(Page content transcription data)
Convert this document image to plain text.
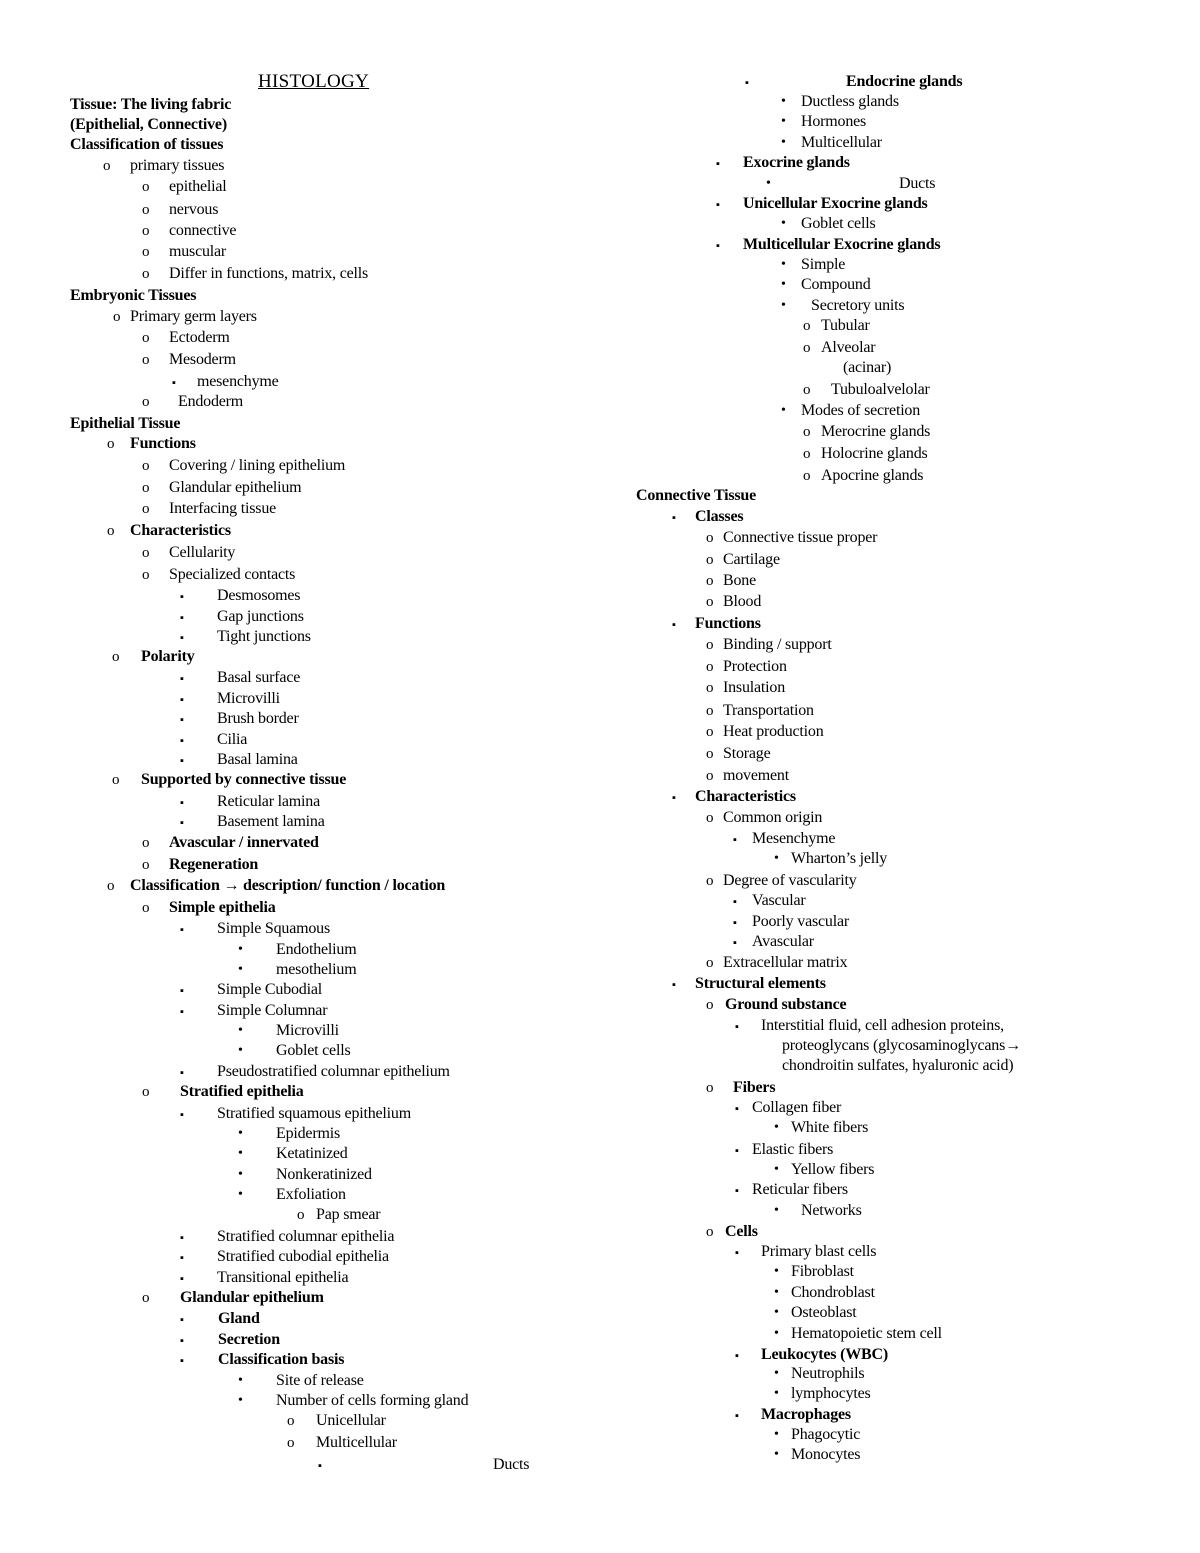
HISTOLOGY
Tissue: The living fabric
(Epithelial, Connective)
Classification of tissues
o primary tissues
o epithelial
o nervous
o connective
o muscular
o Differ in functions, matrix, cells
Embryonic Tissues
o Primary germ layers
o Ectoderm
o Mesoderm
▪ mesenchyme
o Endoderm
Epithelial Tissue
o Functions
o Covering / lining epithelium
o Glandular epithelium
o Interfacing tissue
o Characteristics
o Cellularity
o Specialized contacts
▪ Desmosomes
▪ Gap junctions
▪ Tight junctions
o Polarity
▪ Basal surface
▪ Microvilli
▪ Brush border
▪ Cilia
▪ Basal lamina
o Supported by connective tissue
▪ Reticular lamina
▪ Basement lamina
o Avascular / innervated
o Regeneration
o Classification → description/ function / location
o Simple epithelia
▪ Simple Squamous
• Endothelium
• mesothelium
▪ Simple Cubodial
▪ Simple Columnar
• Microvilli
• Goblet cells
▪ Pseudostratified columnar epithelium
o Stratified epithelia
▪ Stratified squamous epithelium
• Epidermis
• Ketatinized
• Nonkeratinized
• Exfoliation
o Pap smear
▪ Stratified columnar epithelia
▪ Stratified cubodial epithelia
▪ Transitional epithelia
o Glandular epithelium
▪ Gland
▪ Secretion
▪ Classification basis
• Site of release
• Number of cells forming gland
o Unicellular
o Multicellular
▪	Ducts
▪	Endocrine glands
• Ductless glands
• Hormones
• Multicellular
▪ Exocrine glands
•	Ducts
▪ Unicellular Exocrine glands
• Goblet cells
▪ Multicellular Exocrine glands
• Simple
• Compound
• Secretory units
o Tubular
o Alveolar
(acinar)
o Tubuloalvelolar
• Modes of secretion
o Merocrine glands
o Holocrine glands
o Apocrine glands
Connective Tissue
▪ Classes
o Connective tissue proper
o Cartilage
o Bone
o Blood
▪ Functions
o Binding / support
o Protection
o Insulation
o Transportation
o Heat production
o Storage
o movement
▪ Characteristics
o Common origin
▪ Mesenchyme
• Wharton’s jelly
o Degree of vascularity
▪ Vascular
▪ Poorly vascular
▪ Avascular
o Extracellular matrix
▪ Structural elements
o Ground substance
▪ Interstitial fluid, cell adhesion proteins,
proteoglycans (glycosaminoglycans→
chondroitin sulfates, hyaluronic acid)
o Fibers
▪ Collagen fiber
• White fibers
▪ Elastic fibers
• Yellow fibers
▪ Reticular fibers
• Networks
o Cells
▪ Primary blast cells
• Fibroblast
• Chondroblast
• Osteoblast
• Hematopoietic stem cell
▪ Leukocytes (WBC)
• Neutrophils
• lymphocytes
▪ Macrophages
• Phagocytic
• Monocytes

_TO DO:_ Give only how many lines above hold "Characteristics".

_TASK RESULT:_ 2